§ **Records for the task**:
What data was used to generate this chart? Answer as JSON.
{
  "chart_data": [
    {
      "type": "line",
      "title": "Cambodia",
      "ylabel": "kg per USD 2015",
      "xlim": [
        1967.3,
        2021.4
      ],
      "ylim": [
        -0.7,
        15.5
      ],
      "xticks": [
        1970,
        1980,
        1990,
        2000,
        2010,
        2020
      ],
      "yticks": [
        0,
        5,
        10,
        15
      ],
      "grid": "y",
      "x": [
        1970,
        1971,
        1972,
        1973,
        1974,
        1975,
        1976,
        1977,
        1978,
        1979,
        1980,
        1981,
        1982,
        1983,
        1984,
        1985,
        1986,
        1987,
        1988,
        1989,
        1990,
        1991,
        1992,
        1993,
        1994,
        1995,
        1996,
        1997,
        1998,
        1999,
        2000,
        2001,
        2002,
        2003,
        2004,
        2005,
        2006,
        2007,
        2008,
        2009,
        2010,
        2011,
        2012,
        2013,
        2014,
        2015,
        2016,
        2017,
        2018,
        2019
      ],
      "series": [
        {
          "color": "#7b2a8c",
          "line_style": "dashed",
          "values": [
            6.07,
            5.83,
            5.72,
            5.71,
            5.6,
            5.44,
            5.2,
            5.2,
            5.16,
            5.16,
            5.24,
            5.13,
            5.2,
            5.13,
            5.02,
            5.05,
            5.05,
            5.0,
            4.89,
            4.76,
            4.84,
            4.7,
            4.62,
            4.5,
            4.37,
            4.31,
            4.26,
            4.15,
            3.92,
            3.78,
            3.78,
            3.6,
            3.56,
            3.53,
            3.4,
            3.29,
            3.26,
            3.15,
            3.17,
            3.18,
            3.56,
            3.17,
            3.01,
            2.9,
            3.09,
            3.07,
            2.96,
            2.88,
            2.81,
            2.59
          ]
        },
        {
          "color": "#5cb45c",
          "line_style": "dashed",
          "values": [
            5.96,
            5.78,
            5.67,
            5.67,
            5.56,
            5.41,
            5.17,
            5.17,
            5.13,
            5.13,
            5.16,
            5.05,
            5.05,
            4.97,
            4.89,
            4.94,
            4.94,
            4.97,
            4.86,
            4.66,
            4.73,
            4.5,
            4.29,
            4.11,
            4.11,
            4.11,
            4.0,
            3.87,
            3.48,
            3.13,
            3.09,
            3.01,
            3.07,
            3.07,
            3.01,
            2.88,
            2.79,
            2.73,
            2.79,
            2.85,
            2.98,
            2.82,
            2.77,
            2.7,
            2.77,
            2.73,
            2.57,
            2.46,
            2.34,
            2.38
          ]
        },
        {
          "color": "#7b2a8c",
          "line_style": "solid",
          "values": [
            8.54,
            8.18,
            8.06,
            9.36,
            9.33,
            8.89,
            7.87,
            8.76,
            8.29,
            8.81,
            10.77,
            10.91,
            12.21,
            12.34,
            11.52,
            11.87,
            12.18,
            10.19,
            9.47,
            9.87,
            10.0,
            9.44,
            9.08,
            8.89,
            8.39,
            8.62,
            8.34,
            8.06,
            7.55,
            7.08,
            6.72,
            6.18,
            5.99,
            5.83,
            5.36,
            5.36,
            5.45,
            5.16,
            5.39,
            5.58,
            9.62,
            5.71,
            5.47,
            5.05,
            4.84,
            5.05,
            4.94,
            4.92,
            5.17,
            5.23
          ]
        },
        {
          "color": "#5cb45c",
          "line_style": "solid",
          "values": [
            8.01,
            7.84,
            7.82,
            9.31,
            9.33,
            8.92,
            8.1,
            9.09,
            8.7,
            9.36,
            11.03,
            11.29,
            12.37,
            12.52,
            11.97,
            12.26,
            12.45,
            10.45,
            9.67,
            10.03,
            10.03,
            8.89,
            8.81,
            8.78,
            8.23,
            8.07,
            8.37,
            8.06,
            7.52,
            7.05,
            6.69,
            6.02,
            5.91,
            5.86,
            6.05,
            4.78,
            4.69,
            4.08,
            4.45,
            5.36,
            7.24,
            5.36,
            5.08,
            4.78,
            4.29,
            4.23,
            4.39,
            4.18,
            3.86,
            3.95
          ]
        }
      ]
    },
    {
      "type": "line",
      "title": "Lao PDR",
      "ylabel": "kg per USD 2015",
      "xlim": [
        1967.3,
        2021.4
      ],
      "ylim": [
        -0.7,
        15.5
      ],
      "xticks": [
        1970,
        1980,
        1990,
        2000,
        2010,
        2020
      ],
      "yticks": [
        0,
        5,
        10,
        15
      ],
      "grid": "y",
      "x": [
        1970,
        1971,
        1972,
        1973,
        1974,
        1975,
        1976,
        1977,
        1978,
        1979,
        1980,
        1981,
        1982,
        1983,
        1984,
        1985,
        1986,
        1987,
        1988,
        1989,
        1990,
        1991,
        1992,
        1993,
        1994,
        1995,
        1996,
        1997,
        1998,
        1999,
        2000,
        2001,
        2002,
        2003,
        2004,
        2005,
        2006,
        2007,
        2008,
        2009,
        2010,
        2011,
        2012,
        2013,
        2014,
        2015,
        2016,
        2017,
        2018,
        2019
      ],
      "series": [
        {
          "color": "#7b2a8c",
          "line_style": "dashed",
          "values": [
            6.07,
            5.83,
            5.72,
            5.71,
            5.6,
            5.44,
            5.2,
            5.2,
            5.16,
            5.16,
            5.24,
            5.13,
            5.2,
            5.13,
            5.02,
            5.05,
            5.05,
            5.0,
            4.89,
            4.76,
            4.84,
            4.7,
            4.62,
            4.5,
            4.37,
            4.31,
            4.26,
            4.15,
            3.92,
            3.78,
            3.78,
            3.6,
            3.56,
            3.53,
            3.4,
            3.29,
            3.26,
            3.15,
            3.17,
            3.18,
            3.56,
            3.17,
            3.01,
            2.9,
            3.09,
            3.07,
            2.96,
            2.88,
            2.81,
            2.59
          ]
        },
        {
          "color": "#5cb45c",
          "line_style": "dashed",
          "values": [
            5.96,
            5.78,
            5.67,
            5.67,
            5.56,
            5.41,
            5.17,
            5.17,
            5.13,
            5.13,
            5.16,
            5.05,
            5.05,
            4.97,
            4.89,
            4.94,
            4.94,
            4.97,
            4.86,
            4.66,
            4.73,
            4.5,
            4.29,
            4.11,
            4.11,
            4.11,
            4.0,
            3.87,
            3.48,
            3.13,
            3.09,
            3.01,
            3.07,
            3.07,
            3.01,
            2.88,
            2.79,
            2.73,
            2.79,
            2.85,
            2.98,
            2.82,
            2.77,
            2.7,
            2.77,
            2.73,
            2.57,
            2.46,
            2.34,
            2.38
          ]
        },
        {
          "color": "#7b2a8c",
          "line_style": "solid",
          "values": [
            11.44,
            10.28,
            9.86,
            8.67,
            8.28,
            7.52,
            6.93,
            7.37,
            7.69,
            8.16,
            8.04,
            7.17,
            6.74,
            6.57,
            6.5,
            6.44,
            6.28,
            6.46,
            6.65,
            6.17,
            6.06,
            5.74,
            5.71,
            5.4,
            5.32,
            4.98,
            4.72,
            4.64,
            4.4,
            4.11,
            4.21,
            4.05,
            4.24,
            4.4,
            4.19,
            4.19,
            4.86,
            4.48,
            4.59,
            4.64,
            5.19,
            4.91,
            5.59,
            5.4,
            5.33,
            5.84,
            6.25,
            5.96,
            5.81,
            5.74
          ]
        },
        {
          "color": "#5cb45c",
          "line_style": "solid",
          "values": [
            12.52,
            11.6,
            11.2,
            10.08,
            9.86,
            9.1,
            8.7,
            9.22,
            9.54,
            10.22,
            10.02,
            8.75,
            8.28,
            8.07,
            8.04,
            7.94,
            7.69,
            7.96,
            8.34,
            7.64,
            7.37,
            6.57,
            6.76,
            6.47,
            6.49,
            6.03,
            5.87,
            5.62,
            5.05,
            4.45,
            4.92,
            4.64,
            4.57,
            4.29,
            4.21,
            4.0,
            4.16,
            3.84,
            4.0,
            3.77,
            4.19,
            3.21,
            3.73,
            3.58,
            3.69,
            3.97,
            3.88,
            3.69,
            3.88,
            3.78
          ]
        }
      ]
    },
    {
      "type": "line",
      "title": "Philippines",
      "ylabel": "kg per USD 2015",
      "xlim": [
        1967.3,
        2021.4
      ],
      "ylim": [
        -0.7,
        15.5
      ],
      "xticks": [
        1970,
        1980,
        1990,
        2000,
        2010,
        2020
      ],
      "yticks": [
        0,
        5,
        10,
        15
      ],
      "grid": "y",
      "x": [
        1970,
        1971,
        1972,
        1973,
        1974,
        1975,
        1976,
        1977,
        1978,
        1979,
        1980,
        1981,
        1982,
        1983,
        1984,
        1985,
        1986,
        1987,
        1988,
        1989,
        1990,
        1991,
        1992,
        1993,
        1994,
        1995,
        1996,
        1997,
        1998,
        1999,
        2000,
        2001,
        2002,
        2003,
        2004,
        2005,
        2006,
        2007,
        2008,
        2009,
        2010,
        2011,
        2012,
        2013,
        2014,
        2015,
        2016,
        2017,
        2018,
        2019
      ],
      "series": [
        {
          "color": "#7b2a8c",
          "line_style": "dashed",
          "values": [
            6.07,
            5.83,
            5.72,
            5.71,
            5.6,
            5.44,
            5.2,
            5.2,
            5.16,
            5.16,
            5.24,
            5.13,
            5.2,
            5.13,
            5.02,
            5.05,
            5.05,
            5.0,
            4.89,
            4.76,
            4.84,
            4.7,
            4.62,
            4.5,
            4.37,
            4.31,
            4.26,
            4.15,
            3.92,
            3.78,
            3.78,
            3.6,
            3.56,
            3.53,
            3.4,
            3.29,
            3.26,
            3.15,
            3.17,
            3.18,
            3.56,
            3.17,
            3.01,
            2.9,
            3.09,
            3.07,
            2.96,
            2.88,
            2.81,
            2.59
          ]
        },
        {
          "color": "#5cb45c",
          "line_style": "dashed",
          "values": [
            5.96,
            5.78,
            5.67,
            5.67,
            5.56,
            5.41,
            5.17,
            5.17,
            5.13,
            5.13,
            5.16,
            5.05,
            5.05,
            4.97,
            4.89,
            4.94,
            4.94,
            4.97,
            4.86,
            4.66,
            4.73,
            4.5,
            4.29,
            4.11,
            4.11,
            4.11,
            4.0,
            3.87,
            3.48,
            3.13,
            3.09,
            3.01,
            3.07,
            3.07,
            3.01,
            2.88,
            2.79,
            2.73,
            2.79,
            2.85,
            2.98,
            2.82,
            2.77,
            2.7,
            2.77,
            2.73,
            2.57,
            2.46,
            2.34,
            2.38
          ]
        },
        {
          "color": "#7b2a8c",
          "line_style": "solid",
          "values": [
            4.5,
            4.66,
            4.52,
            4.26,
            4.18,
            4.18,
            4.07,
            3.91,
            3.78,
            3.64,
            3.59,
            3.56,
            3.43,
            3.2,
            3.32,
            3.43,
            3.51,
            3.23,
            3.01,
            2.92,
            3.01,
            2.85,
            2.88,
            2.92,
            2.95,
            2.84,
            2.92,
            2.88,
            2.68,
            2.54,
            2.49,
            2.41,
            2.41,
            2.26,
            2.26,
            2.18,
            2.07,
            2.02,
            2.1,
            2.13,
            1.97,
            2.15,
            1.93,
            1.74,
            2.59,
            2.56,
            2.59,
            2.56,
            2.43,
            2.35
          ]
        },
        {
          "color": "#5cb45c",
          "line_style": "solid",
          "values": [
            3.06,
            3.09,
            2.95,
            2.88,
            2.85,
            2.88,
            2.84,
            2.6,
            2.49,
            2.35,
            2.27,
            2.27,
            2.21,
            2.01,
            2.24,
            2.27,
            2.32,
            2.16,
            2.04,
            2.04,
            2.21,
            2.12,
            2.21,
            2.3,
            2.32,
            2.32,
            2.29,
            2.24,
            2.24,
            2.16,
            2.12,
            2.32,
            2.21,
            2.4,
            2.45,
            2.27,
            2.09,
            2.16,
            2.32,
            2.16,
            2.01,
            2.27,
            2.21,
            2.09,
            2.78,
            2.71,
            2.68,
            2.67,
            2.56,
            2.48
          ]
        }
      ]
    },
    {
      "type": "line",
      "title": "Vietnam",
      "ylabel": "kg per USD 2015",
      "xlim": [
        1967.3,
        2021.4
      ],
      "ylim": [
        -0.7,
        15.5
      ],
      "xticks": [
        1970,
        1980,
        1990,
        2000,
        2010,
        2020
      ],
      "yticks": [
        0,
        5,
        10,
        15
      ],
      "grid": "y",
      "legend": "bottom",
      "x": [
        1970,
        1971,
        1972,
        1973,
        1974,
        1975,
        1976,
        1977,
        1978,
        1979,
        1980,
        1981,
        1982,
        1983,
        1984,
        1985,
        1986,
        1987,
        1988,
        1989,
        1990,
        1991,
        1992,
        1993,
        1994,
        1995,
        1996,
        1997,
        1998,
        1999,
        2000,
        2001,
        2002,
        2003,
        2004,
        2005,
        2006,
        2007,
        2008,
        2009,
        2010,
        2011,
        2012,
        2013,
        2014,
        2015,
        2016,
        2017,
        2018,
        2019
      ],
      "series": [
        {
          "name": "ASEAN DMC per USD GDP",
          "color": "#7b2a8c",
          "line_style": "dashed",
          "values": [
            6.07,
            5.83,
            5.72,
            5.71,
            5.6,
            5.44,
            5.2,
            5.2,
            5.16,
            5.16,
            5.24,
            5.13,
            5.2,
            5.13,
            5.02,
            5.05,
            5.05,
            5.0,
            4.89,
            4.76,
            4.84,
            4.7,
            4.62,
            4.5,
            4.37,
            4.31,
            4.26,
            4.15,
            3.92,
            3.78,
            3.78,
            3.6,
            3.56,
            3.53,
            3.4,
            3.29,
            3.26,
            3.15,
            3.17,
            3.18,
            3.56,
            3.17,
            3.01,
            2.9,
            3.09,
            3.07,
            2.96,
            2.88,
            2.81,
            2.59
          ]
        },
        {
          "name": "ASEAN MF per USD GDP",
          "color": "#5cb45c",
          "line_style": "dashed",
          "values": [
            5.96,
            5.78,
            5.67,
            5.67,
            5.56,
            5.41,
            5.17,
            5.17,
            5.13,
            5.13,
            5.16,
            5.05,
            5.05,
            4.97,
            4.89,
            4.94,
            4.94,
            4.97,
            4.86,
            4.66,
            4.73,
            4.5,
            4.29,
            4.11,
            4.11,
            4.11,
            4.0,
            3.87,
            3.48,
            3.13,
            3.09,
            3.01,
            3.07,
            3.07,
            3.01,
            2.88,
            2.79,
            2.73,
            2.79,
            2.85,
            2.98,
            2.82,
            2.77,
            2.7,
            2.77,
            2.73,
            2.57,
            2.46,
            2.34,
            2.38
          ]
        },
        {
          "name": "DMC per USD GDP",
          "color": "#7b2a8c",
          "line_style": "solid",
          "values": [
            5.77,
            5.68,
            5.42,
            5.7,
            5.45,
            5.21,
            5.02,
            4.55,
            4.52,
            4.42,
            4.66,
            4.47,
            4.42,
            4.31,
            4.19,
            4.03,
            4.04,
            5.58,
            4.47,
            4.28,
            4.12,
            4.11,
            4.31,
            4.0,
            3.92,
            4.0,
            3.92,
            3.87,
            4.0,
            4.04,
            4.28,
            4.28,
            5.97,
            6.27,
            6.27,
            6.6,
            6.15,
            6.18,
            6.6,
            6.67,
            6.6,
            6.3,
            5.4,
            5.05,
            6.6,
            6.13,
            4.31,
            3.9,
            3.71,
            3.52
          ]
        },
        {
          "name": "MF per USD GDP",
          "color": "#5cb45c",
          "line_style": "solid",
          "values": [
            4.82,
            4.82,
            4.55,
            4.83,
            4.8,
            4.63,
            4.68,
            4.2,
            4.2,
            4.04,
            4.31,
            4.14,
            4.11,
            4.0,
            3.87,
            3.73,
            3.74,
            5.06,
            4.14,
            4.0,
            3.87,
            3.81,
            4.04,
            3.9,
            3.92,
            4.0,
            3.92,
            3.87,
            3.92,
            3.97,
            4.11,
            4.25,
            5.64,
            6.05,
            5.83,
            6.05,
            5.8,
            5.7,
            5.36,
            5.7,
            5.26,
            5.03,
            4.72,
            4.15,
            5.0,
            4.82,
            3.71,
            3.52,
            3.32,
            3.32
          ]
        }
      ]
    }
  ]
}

§ **Requirement**:
Pull out all lines in the data above that include "title".

§ **Task output**:
      "title": "Cambodia",
      "title": "Lao PDR",
      "title": "Philippines",
      "title": "Vietnam",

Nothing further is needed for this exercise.